DATA SECTION.
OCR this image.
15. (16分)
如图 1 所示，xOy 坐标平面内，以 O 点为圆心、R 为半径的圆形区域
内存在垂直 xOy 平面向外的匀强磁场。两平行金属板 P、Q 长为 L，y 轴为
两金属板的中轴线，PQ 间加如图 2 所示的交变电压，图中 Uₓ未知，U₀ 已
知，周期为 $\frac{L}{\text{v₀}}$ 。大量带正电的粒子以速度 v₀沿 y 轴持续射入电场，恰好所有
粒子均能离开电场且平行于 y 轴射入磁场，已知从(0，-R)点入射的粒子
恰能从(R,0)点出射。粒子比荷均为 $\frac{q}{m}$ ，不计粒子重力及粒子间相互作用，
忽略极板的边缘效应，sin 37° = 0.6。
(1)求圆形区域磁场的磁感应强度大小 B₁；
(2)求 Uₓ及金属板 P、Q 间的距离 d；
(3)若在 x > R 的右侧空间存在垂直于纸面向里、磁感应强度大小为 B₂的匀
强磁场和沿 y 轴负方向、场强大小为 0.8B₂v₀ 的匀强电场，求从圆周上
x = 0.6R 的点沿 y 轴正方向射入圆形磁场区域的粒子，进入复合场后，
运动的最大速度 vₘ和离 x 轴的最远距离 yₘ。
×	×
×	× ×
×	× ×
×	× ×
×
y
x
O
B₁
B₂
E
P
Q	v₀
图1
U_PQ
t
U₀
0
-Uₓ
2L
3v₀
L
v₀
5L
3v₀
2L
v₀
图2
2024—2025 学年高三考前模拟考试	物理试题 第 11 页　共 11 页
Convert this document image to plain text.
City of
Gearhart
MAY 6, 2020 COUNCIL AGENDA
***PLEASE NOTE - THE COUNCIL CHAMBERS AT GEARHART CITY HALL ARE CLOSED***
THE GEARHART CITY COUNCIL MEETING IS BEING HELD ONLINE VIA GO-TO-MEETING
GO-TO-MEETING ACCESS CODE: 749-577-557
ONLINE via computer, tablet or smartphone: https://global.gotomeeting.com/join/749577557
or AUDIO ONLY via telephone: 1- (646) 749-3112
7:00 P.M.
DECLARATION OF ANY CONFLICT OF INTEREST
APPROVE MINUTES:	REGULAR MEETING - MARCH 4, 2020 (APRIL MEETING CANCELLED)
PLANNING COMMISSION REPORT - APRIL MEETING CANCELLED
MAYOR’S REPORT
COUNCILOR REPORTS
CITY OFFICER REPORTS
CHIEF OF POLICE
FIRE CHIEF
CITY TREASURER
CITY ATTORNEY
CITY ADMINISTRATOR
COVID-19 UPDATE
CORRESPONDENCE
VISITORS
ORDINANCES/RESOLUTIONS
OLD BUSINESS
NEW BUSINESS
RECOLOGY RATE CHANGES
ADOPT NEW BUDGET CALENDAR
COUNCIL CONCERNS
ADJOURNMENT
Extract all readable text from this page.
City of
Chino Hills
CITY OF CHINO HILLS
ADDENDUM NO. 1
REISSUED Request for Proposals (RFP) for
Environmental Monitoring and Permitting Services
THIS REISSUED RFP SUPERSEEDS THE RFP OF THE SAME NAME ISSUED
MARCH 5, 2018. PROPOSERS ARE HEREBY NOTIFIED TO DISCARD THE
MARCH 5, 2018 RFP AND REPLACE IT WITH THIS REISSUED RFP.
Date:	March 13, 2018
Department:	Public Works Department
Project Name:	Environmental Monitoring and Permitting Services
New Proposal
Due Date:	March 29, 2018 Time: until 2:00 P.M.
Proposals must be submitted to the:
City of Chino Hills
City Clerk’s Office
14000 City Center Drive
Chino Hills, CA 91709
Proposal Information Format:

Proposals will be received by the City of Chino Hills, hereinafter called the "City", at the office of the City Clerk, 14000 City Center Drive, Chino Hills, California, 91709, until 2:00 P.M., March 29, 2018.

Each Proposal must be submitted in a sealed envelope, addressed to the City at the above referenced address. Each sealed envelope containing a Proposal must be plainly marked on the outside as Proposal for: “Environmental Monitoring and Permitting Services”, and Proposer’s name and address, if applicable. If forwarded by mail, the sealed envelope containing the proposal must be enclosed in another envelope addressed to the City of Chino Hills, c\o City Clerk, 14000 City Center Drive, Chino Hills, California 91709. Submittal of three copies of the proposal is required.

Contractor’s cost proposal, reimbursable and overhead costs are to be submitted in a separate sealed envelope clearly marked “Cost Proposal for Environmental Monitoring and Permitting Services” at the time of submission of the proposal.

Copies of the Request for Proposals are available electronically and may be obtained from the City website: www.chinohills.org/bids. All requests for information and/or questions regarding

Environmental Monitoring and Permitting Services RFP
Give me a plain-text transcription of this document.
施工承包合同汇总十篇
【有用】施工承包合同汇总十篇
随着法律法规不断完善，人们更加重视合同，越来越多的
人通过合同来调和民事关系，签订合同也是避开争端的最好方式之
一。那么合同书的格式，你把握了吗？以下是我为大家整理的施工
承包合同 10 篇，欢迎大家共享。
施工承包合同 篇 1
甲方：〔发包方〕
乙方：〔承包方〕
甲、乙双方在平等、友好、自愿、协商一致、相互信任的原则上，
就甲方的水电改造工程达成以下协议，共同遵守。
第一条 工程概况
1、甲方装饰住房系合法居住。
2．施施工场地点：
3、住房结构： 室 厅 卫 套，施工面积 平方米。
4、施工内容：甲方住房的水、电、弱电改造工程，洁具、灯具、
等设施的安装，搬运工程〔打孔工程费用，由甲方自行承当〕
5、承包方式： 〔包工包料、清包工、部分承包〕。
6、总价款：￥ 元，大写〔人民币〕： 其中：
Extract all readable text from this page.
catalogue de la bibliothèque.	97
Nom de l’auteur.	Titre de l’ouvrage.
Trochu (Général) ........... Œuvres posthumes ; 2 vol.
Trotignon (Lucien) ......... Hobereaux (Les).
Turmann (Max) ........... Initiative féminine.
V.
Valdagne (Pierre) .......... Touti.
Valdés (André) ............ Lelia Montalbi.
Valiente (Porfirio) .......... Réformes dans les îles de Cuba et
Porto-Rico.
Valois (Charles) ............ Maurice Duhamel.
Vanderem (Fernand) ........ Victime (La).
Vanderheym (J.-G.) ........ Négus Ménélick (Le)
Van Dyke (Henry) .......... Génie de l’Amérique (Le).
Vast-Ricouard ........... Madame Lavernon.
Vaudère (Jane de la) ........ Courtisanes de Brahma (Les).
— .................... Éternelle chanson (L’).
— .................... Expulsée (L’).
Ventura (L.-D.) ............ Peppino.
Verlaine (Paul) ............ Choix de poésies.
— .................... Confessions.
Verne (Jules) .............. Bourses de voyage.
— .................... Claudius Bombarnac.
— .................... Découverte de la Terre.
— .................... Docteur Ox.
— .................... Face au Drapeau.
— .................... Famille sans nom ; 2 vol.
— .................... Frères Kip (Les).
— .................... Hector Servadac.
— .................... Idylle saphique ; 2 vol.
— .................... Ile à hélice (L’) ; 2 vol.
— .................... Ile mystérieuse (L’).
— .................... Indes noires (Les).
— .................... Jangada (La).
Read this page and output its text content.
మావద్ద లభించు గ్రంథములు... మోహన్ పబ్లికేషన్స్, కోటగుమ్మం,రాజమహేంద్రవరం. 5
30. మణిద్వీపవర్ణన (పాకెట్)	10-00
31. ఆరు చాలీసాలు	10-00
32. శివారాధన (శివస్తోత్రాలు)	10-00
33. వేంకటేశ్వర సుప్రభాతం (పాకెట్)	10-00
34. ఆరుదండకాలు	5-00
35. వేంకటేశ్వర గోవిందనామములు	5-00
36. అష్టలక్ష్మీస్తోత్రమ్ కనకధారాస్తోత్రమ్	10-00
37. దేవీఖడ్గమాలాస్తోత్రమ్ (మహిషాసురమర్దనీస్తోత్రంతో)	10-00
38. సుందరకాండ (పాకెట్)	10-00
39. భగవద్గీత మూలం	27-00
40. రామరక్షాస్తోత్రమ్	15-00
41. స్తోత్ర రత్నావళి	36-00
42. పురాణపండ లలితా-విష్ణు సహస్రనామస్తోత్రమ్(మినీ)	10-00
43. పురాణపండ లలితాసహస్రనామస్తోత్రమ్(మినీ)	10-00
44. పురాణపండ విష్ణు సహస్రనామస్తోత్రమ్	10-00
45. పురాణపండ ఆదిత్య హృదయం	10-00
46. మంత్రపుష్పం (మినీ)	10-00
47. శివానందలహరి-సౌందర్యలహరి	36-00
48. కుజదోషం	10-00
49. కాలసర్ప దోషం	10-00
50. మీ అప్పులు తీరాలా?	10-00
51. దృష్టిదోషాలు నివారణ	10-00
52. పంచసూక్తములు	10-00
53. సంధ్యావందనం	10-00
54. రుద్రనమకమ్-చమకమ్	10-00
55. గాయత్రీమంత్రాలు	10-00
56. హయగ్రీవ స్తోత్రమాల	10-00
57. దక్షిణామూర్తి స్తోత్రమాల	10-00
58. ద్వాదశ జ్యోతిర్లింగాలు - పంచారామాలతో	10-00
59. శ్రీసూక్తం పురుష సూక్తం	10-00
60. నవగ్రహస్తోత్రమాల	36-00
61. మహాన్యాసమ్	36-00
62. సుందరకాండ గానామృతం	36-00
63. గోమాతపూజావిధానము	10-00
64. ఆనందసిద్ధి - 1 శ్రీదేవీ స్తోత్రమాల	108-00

WHAT TO DO.
Copy each line of the records that contains the word "frac".

TASK SOLUTION.
知，周期为 $\frac{L}{\text{v₀}}$ 。大量带正电的粒子以速度 v₀沿 y 轴持续射入电场，恰好所有
恰能从(R,0)点出射。粒子比荷均为 $\frac{q}{m}$ ，不计粒子重力及粒子间相互作用，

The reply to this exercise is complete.